Omit all images. Write out the rest of the material exactly.

[Figure record listings]
+++

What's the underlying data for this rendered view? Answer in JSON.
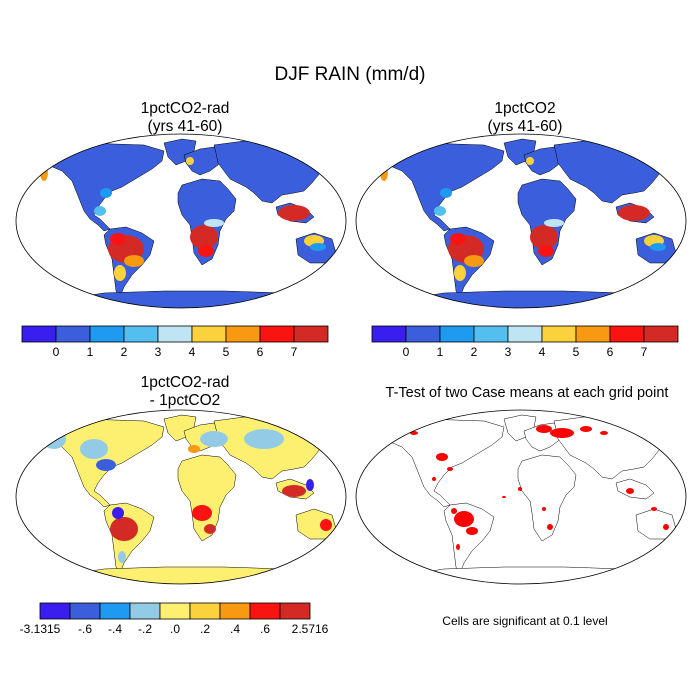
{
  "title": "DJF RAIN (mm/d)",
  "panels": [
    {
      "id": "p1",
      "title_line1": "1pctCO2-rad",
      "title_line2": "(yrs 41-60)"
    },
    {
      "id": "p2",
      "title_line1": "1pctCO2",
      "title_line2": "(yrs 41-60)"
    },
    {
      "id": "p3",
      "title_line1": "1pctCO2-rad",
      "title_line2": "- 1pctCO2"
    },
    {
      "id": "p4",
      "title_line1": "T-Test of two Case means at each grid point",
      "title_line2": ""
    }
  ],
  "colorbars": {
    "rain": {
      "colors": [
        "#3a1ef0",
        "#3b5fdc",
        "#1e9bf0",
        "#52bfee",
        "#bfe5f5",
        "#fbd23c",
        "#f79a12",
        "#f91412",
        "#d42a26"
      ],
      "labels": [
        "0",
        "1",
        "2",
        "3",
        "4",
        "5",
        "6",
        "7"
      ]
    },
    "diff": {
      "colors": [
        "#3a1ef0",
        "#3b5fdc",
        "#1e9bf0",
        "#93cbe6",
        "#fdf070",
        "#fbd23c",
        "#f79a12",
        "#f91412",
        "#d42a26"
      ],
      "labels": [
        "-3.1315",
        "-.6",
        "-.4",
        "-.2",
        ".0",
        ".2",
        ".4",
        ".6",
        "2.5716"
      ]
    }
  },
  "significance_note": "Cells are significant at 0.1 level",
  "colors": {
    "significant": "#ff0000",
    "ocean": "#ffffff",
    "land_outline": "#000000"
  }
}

+++

Full answer:
What's the underlying data for this rendered view? Answer in JSON.
{
  "title": "DJF RAIN (mm/d)",
  "panels": [
    {
      "id": "p1",
      "title_line1": "1pctCO2-rad",
      "title_line2": "(yrs 41-60)"
    },
    {
      "id": "p2",
      "title_line1": "1pctCO2",
      "title_line2": "(yrs 41-60)"
    },
    {
      "id": "p3",
      "title_line1": "1pctCO2-rad",
      "title_line2": "- 1pctCO2"
    },
    {
      "id": "p4",
      "title_line1": "T-Test of two Case means at each grid point",
      "title_line2": ""
    }
  ],
  "colorbars": {
    "rain": {
      "colors": [
        "#3a1ef0",
        "#3b5fdc",
        "#1e9bf0",
        "#52bfee",
        "#bfe5f5",
        "#fbd23c",
        "#f79a12",
        "#f91412",
        "#d42a26"
      ],
      "labels": [
        "0",
        "1",
        "2",
        "3",
        "4",
        "5",
        "6",
        "7"
      ]
    },
    "diff": {
      "colors": [
        "#3a1ef0",
        "#3b5fdc",
        "#1e9bf0",
        "#93cbe6",
        "#fdf070",
        "#fbd23c",
        "#f79a12",
        "#f91412",
        "#d42a26"
      ],
      "labels": [
        "-3.1315",
        "-.6",
        "-.4",
        "-.2",
        ".0",
        ".2",
        ".4",
        ".6",
        "2.5716"
      ]
    }
  },
  "significance_note": "Cells are significant at 0.1 level",
  "colors": {
    "significant": "#ff0000",
    "ocean": "#ffffff",
    "land_outline": "#000000"
  }
}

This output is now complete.